Tally every line of the listing where the string "JSON" is found, and state the total alone.

— BEGIN —

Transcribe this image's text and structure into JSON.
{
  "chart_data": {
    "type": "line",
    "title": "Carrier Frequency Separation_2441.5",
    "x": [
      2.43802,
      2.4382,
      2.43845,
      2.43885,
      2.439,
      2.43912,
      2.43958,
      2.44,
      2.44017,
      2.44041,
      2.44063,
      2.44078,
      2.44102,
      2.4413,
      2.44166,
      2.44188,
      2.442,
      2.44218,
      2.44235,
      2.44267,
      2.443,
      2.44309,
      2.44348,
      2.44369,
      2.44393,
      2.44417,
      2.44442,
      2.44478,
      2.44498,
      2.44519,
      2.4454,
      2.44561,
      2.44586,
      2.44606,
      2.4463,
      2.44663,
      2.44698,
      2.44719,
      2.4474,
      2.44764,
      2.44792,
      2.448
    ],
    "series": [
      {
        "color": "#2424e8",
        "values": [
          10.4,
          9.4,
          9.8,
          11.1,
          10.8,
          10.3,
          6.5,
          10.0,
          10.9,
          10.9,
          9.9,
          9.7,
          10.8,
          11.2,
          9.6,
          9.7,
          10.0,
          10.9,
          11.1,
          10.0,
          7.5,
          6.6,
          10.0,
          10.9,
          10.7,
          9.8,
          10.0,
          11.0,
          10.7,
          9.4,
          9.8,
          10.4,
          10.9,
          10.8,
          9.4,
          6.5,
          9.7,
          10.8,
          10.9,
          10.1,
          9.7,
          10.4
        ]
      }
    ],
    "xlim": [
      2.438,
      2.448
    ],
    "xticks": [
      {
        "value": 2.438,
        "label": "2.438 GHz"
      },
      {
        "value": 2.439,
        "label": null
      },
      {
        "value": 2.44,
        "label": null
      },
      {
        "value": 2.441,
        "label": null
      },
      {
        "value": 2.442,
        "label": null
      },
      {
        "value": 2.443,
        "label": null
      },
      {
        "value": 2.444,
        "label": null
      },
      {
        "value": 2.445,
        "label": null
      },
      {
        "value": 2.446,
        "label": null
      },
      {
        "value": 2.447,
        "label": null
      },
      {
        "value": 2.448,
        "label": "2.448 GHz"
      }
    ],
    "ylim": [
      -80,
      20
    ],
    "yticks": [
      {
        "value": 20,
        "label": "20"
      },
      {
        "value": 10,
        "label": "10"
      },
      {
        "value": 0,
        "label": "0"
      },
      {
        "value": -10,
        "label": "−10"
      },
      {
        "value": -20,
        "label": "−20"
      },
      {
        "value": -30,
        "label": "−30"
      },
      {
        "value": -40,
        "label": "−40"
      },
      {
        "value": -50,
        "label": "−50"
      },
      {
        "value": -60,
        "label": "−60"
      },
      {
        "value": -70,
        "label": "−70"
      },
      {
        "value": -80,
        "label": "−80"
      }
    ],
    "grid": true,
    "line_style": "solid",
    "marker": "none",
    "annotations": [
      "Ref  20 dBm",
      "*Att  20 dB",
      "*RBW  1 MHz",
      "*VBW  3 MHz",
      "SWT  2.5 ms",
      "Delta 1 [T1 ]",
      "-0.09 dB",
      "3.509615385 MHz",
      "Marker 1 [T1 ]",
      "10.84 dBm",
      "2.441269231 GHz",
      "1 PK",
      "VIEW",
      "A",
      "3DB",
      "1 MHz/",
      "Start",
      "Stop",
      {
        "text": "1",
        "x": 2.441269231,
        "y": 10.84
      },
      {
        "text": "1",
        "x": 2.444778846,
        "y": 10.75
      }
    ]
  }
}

— END —
— BEGIN —

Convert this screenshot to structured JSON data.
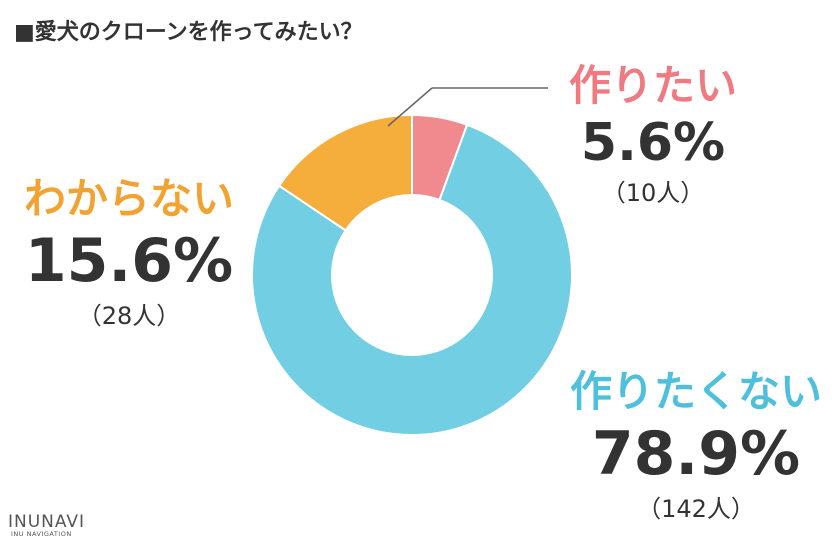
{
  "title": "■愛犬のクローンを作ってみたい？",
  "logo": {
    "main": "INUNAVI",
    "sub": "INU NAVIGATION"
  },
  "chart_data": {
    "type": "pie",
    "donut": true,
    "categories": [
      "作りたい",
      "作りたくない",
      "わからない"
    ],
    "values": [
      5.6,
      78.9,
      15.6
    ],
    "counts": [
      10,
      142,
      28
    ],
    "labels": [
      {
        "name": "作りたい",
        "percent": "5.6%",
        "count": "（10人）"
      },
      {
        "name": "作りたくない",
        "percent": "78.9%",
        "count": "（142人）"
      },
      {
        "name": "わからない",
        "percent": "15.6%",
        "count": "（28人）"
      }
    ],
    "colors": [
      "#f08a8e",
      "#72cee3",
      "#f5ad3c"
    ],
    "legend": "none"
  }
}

— END —

## Solved exercise
2